Goal of the exercise: Search the data for the string "area" and extract every line where it appears.
— start Raw records —
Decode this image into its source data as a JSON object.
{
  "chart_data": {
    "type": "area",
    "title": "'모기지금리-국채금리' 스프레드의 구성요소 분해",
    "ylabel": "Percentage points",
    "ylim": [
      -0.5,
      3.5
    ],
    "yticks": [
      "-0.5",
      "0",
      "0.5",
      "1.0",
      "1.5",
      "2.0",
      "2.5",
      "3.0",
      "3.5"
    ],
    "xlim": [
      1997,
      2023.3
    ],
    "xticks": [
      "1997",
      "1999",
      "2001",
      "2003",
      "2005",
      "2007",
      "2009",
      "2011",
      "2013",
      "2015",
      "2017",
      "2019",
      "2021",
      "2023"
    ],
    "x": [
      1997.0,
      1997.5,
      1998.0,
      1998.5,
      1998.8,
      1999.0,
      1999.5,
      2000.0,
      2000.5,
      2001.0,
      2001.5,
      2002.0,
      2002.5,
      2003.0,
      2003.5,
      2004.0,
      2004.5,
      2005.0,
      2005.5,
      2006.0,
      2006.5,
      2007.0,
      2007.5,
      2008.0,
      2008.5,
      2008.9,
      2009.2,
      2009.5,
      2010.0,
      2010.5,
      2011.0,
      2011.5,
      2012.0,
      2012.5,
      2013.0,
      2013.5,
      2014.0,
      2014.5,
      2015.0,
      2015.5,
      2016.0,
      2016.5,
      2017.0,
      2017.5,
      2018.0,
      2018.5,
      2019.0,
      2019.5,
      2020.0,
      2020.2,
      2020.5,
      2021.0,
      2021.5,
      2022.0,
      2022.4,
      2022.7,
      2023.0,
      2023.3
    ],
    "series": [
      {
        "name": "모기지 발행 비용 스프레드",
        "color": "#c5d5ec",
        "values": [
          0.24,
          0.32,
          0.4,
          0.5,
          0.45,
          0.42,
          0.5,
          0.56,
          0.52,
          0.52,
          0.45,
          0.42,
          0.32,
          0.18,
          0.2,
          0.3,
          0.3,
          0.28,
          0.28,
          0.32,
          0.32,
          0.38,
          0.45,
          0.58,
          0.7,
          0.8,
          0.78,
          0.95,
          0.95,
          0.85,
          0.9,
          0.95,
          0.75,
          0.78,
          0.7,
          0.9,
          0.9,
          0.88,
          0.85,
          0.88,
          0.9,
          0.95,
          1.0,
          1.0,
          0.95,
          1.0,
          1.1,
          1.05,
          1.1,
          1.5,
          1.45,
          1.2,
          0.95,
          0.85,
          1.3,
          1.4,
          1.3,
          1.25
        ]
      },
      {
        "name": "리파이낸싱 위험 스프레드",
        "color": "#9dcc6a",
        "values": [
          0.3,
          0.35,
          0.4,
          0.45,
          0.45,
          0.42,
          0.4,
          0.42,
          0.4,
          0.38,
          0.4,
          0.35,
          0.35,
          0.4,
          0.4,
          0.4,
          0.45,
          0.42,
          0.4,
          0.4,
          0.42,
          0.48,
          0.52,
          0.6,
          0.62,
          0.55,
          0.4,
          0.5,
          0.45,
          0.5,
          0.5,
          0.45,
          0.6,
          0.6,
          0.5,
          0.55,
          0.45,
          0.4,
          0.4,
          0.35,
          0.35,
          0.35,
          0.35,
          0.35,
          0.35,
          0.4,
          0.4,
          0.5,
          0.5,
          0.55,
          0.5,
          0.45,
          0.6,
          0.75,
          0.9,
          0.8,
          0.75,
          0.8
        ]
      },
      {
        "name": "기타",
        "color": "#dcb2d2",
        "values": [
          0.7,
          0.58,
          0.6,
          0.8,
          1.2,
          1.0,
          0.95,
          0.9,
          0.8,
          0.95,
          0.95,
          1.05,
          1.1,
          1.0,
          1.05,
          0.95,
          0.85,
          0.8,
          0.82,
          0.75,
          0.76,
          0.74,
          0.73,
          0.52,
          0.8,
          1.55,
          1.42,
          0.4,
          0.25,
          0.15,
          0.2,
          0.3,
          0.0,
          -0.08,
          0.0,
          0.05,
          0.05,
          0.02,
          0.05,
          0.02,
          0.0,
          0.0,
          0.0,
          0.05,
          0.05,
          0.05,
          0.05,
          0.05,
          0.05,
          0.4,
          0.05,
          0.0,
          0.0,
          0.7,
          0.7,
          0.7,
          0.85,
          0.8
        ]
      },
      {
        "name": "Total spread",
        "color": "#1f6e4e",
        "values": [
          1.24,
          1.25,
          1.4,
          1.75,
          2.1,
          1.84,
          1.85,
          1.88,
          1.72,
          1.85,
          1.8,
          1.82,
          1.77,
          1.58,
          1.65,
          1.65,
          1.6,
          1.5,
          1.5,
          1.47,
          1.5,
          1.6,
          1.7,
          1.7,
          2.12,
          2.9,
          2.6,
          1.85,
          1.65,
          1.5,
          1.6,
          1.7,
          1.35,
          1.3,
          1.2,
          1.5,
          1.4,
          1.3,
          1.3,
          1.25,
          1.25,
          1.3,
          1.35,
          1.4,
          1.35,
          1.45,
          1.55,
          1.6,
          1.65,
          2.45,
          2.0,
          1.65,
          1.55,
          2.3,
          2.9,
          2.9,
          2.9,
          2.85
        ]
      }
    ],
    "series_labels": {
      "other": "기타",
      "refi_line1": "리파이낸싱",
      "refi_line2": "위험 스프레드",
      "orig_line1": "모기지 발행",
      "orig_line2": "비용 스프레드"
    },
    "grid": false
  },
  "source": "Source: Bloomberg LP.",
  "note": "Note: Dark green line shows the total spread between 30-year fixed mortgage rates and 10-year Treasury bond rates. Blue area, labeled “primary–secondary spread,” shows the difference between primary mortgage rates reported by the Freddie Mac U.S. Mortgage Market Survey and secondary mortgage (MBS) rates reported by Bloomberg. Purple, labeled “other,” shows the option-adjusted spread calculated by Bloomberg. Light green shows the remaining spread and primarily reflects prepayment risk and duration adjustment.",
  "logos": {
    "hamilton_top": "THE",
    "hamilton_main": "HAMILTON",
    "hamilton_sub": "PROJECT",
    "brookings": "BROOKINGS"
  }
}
— end Raw records —
Result:
    "type": "area",
  "note": "Note: Dark green line shows the total spread between 30-year fixed mortgage rates and 10-year Treasury bond rates. Blue area, labeled “primary–secondary spread,” shows the difference between primary mortgage rates reported by the Freddie Mac U.S. Mortgage Market Survey and secondary mortgage (MBS) rates reported by Bloomberg. Purple, labeled “other,” shows the option-adjusted spread calculated by Bloomberg. Light green shows the remaining spread and primarily reflects prepayment risk and duration adjustment.",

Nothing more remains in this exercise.